> _Written exercise_
Please transcribe the listing below in full and word for word, without its pictures.

> _Stored rows_

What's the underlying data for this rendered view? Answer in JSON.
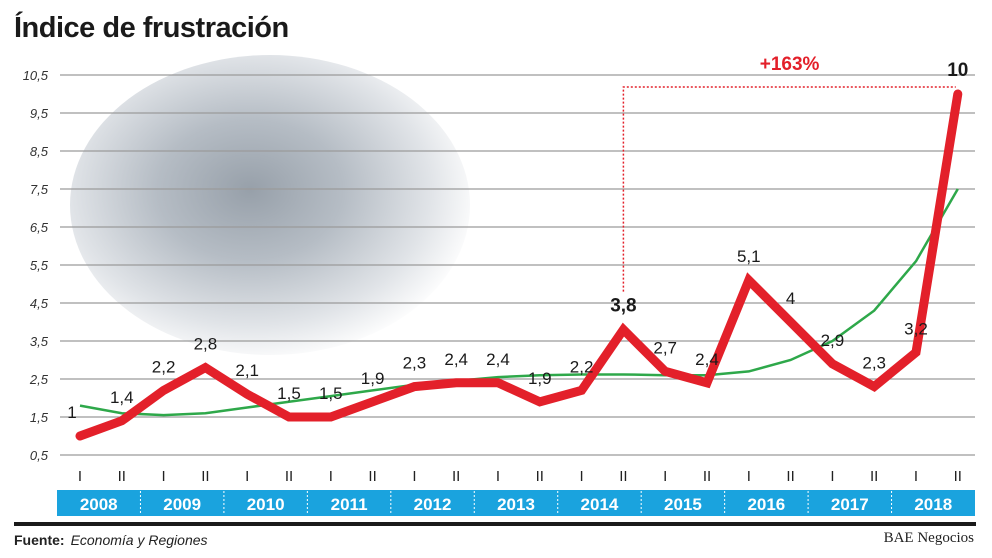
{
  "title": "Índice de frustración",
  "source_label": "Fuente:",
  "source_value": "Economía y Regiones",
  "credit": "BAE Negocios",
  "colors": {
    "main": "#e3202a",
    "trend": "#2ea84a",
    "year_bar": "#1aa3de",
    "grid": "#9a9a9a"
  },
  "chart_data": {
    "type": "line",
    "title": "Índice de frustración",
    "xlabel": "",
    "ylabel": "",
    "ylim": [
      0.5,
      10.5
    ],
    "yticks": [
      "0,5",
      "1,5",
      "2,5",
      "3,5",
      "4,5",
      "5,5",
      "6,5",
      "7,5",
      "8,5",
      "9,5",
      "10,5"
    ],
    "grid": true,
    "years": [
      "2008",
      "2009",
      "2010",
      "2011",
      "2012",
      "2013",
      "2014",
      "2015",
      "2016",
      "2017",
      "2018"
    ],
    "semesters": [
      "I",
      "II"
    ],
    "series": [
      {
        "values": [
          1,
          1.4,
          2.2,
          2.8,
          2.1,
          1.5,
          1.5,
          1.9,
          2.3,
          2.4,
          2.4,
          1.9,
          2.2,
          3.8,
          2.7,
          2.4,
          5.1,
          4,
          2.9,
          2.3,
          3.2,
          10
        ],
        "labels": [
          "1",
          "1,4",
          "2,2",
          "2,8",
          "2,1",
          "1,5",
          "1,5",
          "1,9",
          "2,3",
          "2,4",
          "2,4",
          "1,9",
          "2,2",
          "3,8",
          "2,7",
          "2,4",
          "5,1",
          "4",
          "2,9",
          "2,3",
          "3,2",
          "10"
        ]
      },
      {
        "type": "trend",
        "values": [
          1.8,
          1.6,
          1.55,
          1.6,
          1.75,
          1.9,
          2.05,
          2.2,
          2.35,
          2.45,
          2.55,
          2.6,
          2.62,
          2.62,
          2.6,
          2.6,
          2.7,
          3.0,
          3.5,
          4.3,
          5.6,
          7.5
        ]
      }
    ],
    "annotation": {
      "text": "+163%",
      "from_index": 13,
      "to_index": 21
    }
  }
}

> _Result of the task_
What's the underlying data for this rendered view? Answer in JSON.
{
  "title": "Índice de frustración",
  "source_label": "Fuente:",
  "source_value": "Economía y Regiones",
  "credit": "BAE Negocios",
  "colors": {
    "main": "#e3202a",
    "trend": "#2ea84a",
    "year_bar": "#1aa3de",
    "grid": "#9a9a9a"
  },
  "chart_data": {
    "type": "line",
    "title": "Índice de frustración",
    "xlabel": "",
    "ylabel": "",
    "ylim": [
      0.5,
      10.5
    ],
    "yticks": [
      "0,5",
      "1,5",
      "2,5",
      "3,5",
      "4,5",
      "5,5",
      "6,5",
      "7,5",
      "8,5",
      "9,5",
      "10,5"
    ],
    "grid": true,
    "years": [
      "2008",
      "2009",
      "2010",
      "2011",
      "2012",
      "2013",
      "2014",
      "2015",
      "2016",
      "2017",
      "2018"
    ],
    "semesters": [
      "I",
      "II"
    ],
    "series": [
      {
        "values": [
          1,
          1.4,
          2.2,
          2.8,
          2.1,
          1.5,
          1.5,
          1.9,
          2.3,
          2.4,
          2.4,
          1.9,
          2.2,
          3.8,
          2.7,
          2.4,
          5.1,
          4,
          2.9,
          2.3,
          3.2,
          10
        ],
        "labels": [
          "1",
          "1,4",
          "2,2",
          "2,8",
          "2,1",
          "1,5",
          "1,5",
          "1,9",
          "2,3",
          "2,4",
          "2,4",
          "1,9",
          "2,2",
          "3,8",
          "2,7",
          "2,4",
          "5,1",
          "4",
          "2,9",
          "2,3",
          "3,2",
          "10"
        ]
      },
      {
        "type": "trend",
        "values": [
          1.8,
          1.6,
          1.55,
          1.6,
          1.75,
          1.9,
          2.05,
          2.2,
          2.35,
          2.45,
          2.55,
          2.6,
          2.62,
          2.62,
          2.6,
          2.6,
          2.7,
          3.0,
          3.5,
          4.3,
          5.6,
          7.5
        ]
      }
    ],
    "annotation": {
      "text": "+163%",
      "from_index": 13,
      "to_index": 21
    }
  }
}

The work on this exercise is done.